[Start RECORDS SUPPLIED]

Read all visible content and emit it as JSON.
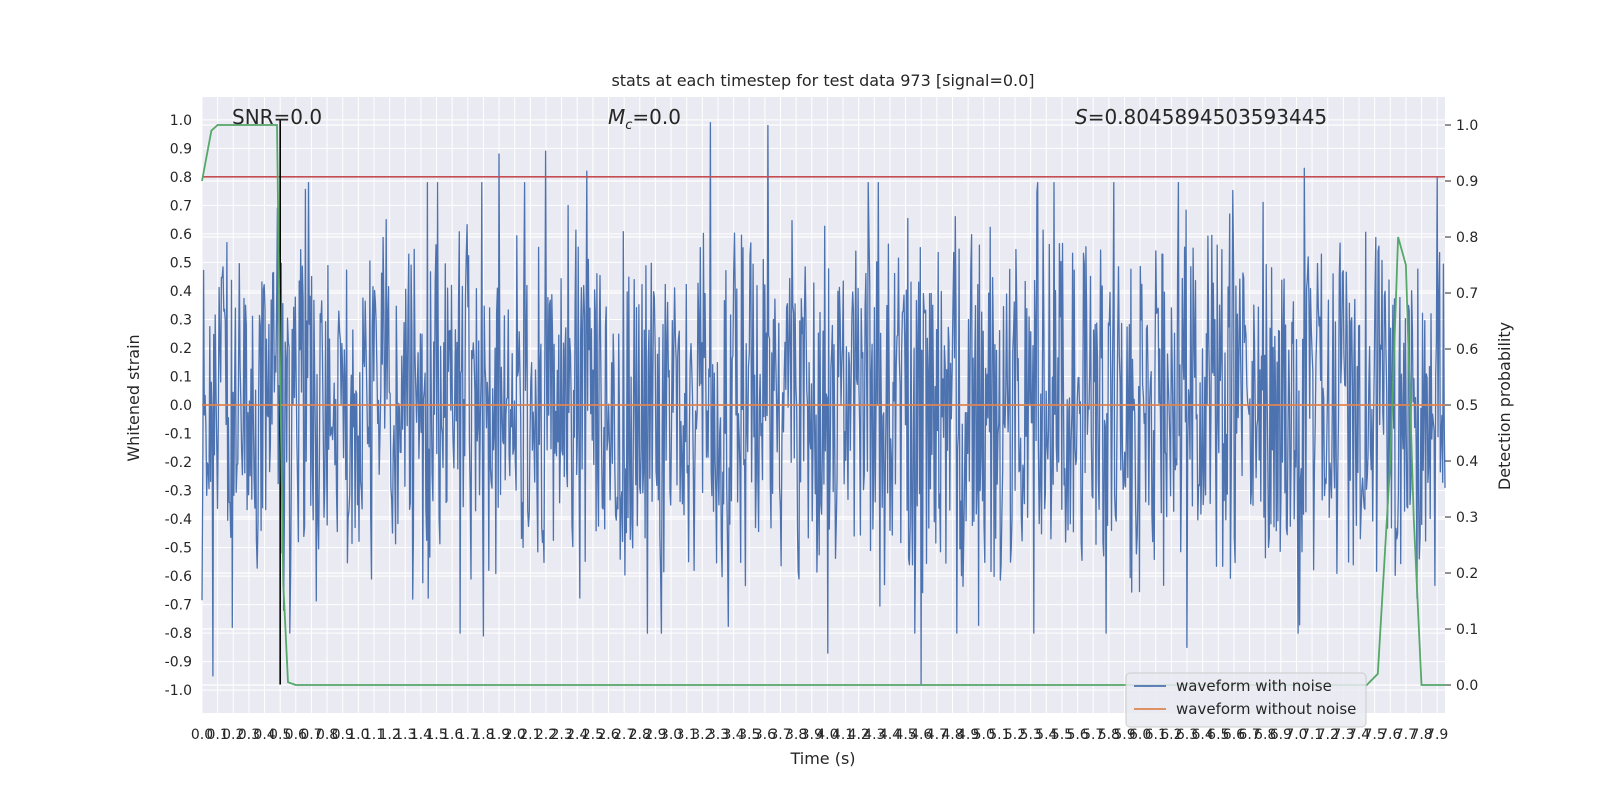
{
  "chart_data": {
    "type": "line",
    "title": "stats at each timestep for test data 973 [signal=0.0]",
    "xlabel": "Time (s)",
    "ylabel": "Whitened strain",
    "y2label": "Detection probability",
    "xlim": [
      0.0,
      7.95
    ],
    "ylim": [
      -1.08,
      1.08
    ],
    "y2lim": [
      -0.05,
      1.05
    ],
    "xticks": [
      "0.0",
      "0.1",
      "0.2",
      "0.3",
      "0.4",
      "0.5",
      "0.6",
      "0.7",
      "0.8",
      "0.9",
      "1.0",
      "1.1",
      "1.2",
      "1.3",
      "1.4",
      "1.5",
      "1.6",
      "1.7",
      "1.8",
      "1.9",
      "2.0",
      "2.1",
      "2.2",
      "2.3",
      "2.4",
      "2.5",
      "2.6",
      "2.7",
      "2.8",
      "2.9",
      "3.0",
      "3.1",
      "3.2",
      "3.3",
      "3.4",
      "3.5",
      "3.6",
      "3.7",
      "3.8",
      "3.9",
      "4.0",
      "4.1",
      "4.2",
      "4.3",
      "4.4",
      "4.5",
      "4.6",
      "4.7",
      "4.8",
      "4.9",
      "5.0",
      "5.1",
      "5.2",
      "5.3",
      "5.4",
      "5.5",
      "5.6",
      "5.7",
      "5.8",
      "5.9",
      "6.0",
      "6.1",
      "6.2",
      "6.3",
      "6.4",
      "6.5",
      "6.6",
      "6.7",
      "6.8",
      "6.9",
      "7.0",
      "7.1",
      "7.2",
      "7.3",
      "7.4",
      "7.5",
      "7.6",
      "7.7",
      "7.8",
      "7.9"
    ],
    "yticks": [
      "1.0",
      "0.9",
      "0.8",
      "0.7",
      "0.6",
      "0.5",
      "0.4",
      "0.3",
      "0.2",
      "0.1",
      "0.0",
      "-0.1",
      "-0.2",
      "-0.3",
      "-0.4",
      "-0.5",
      "-0.6",
      "-0.7",
      "-0.8",
      "-0.9",
      "-1.0"
    ],
    "y2ticks": [
      "1.0",
      "0.9",
      "0.8",
      "0.7",
      "0.6",
      "0.5",
      "0.4",
      "0.3",
      "0.2",
      "0.1",
      "0.0"
    ],
    "annotations": {
      "snr": "SNR=0.0",
      "mc_symbol": "M",
      "mc_sub": "c",
      "mc_value": "=0.0",
      "s_symbol": "S",
      "s_value": "=0.8045894503593445"
    },
    "threshold": 0.8,
    "marker_x": 0.5,
    "grid": true,
    "legend_position": "lower right",
    "series": [
      {
        "name": "waveform with noise",
        "color": "#4c72b0",
        "style": "dense noise, amplitude envelope approx. -0.98 to 0.99",
        "peaks": [
          {
            "x": 0.07,
            "y": -0.95
          },
          {
            "x": 0.48,
            "y": 0.69
          },
          {
            "x": 0.52,
            "y": -0.72
          },
          {
            "x": 1.9,
            "y": 0.88
          },
          {
            "x": 2.2,
            "y": 0.89
          },
          {
            "x": 2.46,
            "y": 0.82
          },
          {
            "x": 1.8,
            "y": -0.81
          },
          {
            "x": 3.25,
            "y": 0.99
          },
          {
            "x": 3.62,
            "y": 0.98
          },
          {
            "x": 4.6,
            "y": -0.98
          },
          {
            "x": 4.0,
            "y": -0.87
          },
          {
            "x": 7.05,
            "y": 0.83
          },
          {
            "x": 6.3,
            "y": -0.85
          },
          {
            "x": 7.9,
            "y": 0.8
          }
        ]
      },
      {
        "name": "waveform without noise",
        "color": "#dd8452",
        "style": "flat at 0.0"
      },
      {
        "name": "detection probability",
        "color": "#55a868",
        "axis": "right",
        "x": [
          0.0,
          0.06,
          0.1,
          0.2,
          0.3,
          0.4,
          0.48,
          0.5,
          0.52,
          0.55,
          0.6,
          1.0,
          2.0,
          3.0,
          4.0,
          5.0,
          6.0,
          7.0,
          7.45,
          7.52,
          7.6,
          7.65,
          7.7,
          7.75,
          7.8,
          7.95
        ],
        "y": [
          0.9,
          0.99,
          1.0,
          1.0,
          1.0,
          1.0,
          1.0,
          0.55,
          0.18,
          0.005,
          0.0,
          0.0,
          0.0,
          0.0,
          0.0,
          0.0,
          0.0,
          0.0,
          0.0,
          0.02,
          0.4,
          0.8,
          0.75,
          0.3,
          0.0,
          0.0
        ]
      }
    ]
  }
}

[End RECORDS SUPPLIED]

Repeat the records above exactly, omitting every picture.

**WRITTEN ANSWER:**
Read all visible content and emit it as JSON.
{
  "chart_data": {
    "type": "line",
    "title": "stats at each timestep for test data 973 [signal=0.0]",
    "xlabel": "Time (s)",
    "ylabel": "Whitened strain",
    "y2label": "Detection probability",
    "xlim": [
      0.0,
      7.95
    ],
    "ylim": [
      -1.08,
      1.08
    ],
    "y2lim": [
      -0.05,
      1.05
    ],
    "xticks": [
      "0.0",
      "0.1",
      "0.2",
      "0.3",
      "0.4",
      "0.5",
      "0.6",
      "0.7",
      "0.8",
      "0.9",
      "1.0",
      "1.1",
      "1.2",
      "1.3",
      "1.4",
      "1.5",
      "1.6",
      "1.7",
      "1.8",
      "1.9",
      "2.0",
      "2.1",
      "2.2",
      "2.3",
      "2.4",
      "2.5",
      "2.6",
      "2.7",
      "2.8",
      "2.9",
      "3.0",
      "3.1",
      "3.2",
      "3.3",
      "3.4",
      "3.5",
      "3.6",
      "3.7",
      "3.8",
      "3.9",
      "4.0",
      "4.1",
      "4.2",
      "4.3",
      "4.4",
      "4.5",
      "4.6",
      "4.7",
      "4.8",
      "4.9",
      "5.0",
      "5.1",
      "5.2",
      "5.3",
      "5.4",
      "5.5",
      "5.6",
      "5.7",
      "5.8",
      "5.9",
      "6.0",
      "6.1",
      "6.2",
      "6.3",
      "6.4",
      "6.5",
      "6.6",
      "6.7",
      "6.8",
      "6.9",
      "7.0",
      "7.1",
      "7.2",
      "7.3",
      "7.4",
      "7.5",
      "7.6",
      "7.7",
      "7.8",
      "7.9"
    ],
    "yticks": [
      "1.0",
      "0.9",
      "0.8",
      "0.7",
      "0.6",
      "0.5",
      "0.4",
      "0.3",
      "0.2",
      "0.1",
      "0.0",
      "-0.1",
      "-0.2",
      "-0.3",
      "-0.4",
      "-0.5",
      "-0.6",
      "-0.7",
      "-0.8",
      "-0.9",
      "-1.0"
    ],
    "y2ticks": [
      "1.0",
      "0.9",
      "0.8",
      "0.7",
      "0.6",
      "0.5",
      "0.4",
      "0.3",
      "0.2",
      "0.1",
      "0.0"
    ],
    "annotations": {
      "snr": "SNR=0.0",
      "mc_symbol": "M",
      "mc_sub": "c",
      "mc_value": "=0.0",
      "s_symbol": "S",
      "s_value": "=0.8045894503593445"
    },
    "threshold": 0.8,
    "marker_x": 0.5,
    "grid": true,
    "legend_position": "lower right",
    "series": [
      {
        "name": "waveform with noise",
        "color": "#4c72b0",
        "style": "dense noise, amplitude envelope approx. -0.98 to 0.99",
        "peaks": [
          {
            "x": 0.07,
            "y": -0.95
          },
          {
            "x": 0.48,
            "y": 0.69
          },
          {
            "x": 0.52,
            "y": -0.72
          },
          {
            "x": 1.9,
            "y": 0.88
          },
          {
            "x": 2.2,
            "y": 0.89
          },
          {
            "x": 2.46,
            "y": 0.82
          },
          {
            "x": 1.8,
            "y": -0.81
          },
          {
            "x": 3.25,
            "y": 0.99
          },
          {
            "x": 3.62,
            "y": 0.98
          },
          {
            "x": 4.6,
            "y": -0.98
          },
          {
            "x": 4.0,
            "y": -0.87
          },
          {
            "x": 7.05,
            "y": 0.83
          },
          {
            "x": 6.3,
            "y": -0.85
          },
          {
            "x": 7.9,
            "y": 0.8
          }
        ]
      },
      {
        "name": "waveform without noise",
        "color": "#dd8452",
        "style": "flat at 0.0"
      },
      {
        "name": "detection probability",
        "color": "#55a868",
        "axis": "right",
        "x": [
          0.0,
          0.06,
          0.1,
          0.2,
          0.3,
          0.4,
          0.48,
          0.5,
          0.52,
          0.55,
          0.6,
          1.0,
          2.0,
          3.0,
          4.0,
          5.0,
          6.0,
          7.0,
          7.45,
          7.52,
          7.6,
          7.65,
          7.7,
          7.75,
          7.8,
          7.95
        ],
        "y": [
          0.9,
          0.99,
          1.0,
          1.0,
          1.0,
          1.0,
          1.0,
          0.55,
          0.18,
          0.005,
          0.0,
          0.0,
          0.0,
          0.0,
          0.0,
          0.0,
          0.0,
          0.0,
          0.0,
          0.02,
          0.4,
          0.8,
          0.75,
          0.3,
          0.0,
          0.0
        ]
      }
    ]
  }
}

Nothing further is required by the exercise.